## [RECORDED INFORMATION]
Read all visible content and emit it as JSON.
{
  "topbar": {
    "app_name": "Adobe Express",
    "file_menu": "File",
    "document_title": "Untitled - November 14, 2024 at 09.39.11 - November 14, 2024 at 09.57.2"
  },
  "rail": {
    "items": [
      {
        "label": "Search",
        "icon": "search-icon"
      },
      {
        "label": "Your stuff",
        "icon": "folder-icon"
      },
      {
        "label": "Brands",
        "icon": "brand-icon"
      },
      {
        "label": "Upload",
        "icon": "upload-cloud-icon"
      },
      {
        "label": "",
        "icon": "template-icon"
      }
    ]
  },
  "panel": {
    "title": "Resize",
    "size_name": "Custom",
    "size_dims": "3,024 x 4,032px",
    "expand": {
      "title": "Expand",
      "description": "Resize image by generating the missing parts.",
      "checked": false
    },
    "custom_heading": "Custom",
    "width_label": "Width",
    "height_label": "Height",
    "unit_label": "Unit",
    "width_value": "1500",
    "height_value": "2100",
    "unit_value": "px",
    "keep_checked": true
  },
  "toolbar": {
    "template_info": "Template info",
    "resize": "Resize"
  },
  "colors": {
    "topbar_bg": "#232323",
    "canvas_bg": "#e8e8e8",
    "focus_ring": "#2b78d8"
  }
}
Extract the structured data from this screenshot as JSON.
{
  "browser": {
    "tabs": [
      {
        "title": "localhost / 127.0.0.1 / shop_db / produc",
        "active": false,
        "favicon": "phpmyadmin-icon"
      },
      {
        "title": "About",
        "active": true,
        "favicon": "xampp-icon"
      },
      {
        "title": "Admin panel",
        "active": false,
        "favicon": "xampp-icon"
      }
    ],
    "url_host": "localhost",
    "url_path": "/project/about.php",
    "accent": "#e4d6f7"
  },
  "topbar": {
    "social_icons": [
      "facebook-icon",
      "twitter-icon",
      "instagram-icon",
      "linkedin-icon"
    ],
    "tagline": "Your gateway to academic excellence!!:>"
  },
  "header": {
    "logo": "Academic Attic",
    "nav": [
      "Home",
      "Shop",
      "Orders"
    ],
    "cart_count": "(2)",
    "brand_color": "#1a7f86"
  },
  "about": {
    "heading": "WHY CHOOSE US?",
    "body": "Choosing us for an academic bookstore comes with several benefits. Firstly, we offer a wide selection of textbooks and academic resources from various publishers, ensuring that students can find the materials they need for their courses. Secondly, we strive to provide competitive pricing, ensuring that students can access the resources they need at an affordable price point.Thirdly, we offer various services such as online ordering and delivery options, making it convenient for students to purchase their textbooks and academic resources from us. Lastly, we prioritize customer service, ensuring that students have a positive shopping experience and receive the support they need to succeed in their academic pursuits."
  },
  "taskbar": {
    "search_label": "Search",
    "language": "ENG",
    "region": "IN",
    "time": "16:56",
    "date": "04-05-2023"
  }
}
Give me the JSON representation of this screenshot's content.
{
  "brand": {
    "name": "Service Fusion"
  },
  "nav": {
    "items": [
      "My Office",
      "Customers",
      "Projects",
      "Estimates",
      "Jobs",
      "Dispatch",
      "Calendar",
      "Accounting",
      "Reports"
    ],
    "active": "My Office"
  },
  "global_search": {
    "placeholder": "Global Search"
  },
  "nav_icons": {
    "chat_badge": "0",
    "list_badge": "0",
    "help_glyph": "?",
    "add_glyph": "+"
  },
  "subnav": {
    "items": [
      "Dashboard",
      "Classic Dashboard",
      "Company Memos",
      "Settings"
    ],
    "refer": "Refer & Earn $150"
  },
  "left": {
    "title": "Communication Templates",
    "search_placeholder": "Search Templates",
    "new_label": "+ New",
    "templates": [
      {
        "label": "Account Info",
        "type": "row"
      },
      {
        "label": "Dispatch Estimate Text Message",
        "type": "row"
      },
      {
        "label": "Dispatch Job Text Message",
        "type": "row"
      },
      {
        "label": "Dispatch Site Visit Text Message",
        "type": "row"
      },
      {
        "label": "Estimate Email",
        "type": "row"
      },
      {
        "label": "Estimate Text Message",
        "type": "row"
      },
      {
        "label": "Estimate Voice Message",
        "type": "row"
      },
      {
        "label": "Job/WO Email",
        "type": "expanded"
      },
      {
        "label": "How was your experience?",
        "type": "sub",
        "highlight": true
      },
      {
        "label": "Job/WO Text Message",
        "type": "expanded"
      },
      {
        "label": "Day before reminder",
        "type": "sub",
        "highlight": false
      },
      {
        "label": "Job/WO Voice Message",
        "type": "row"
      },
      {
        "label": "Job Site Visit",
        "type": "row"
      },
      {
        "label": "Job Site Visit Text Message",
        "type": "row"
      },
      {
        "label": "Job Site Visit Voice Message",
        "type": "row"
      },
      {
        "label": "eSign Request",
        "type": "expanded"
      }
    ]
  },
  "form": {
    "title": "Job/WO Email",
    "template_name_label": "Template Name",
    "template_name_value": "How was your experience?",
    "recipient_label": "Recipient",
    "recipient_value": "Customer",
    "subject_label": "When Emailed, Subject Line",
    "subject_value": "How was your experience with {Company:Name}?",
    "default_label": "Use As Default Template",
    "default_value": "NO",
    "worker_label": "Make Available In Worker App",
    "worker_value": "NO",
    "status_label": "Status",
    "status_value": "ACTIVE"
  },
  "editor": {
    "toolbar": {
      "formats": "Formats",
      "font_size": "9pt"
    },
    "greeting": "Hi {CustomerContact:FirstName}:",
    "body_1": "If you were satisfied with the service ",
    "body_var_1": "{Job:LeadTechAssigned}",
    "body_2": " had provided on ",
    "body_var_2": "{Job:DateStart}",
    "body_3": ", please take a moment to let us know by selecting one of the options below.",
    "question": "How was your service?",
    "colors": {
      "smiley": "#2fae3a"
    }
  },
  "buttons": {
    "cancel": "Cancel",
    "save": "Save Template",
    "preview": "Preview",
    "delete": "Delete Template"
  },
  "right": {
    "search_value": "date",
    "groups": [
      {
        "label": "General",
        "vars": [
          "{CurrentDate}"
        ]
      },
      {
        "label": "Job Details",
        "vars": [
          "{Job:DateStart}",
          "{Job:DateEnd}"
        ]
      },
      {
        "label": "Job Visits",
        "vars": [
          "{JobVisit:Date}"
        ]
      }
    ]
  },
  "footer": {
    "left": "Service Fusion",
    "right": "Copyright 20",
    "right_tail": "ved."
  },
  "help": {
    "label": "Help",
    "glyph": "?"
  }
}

## [CHALLENGE]
Gather each line of the listing containing the word "Site" and show it.

## [TASK RESPONSE]
        "label": "Dispatch Site Visit Text Message",
        "label": "Job Site Visit",
        "label": "Job Site Visit Text Message",
        "label": "Job Site Visit Voice Message",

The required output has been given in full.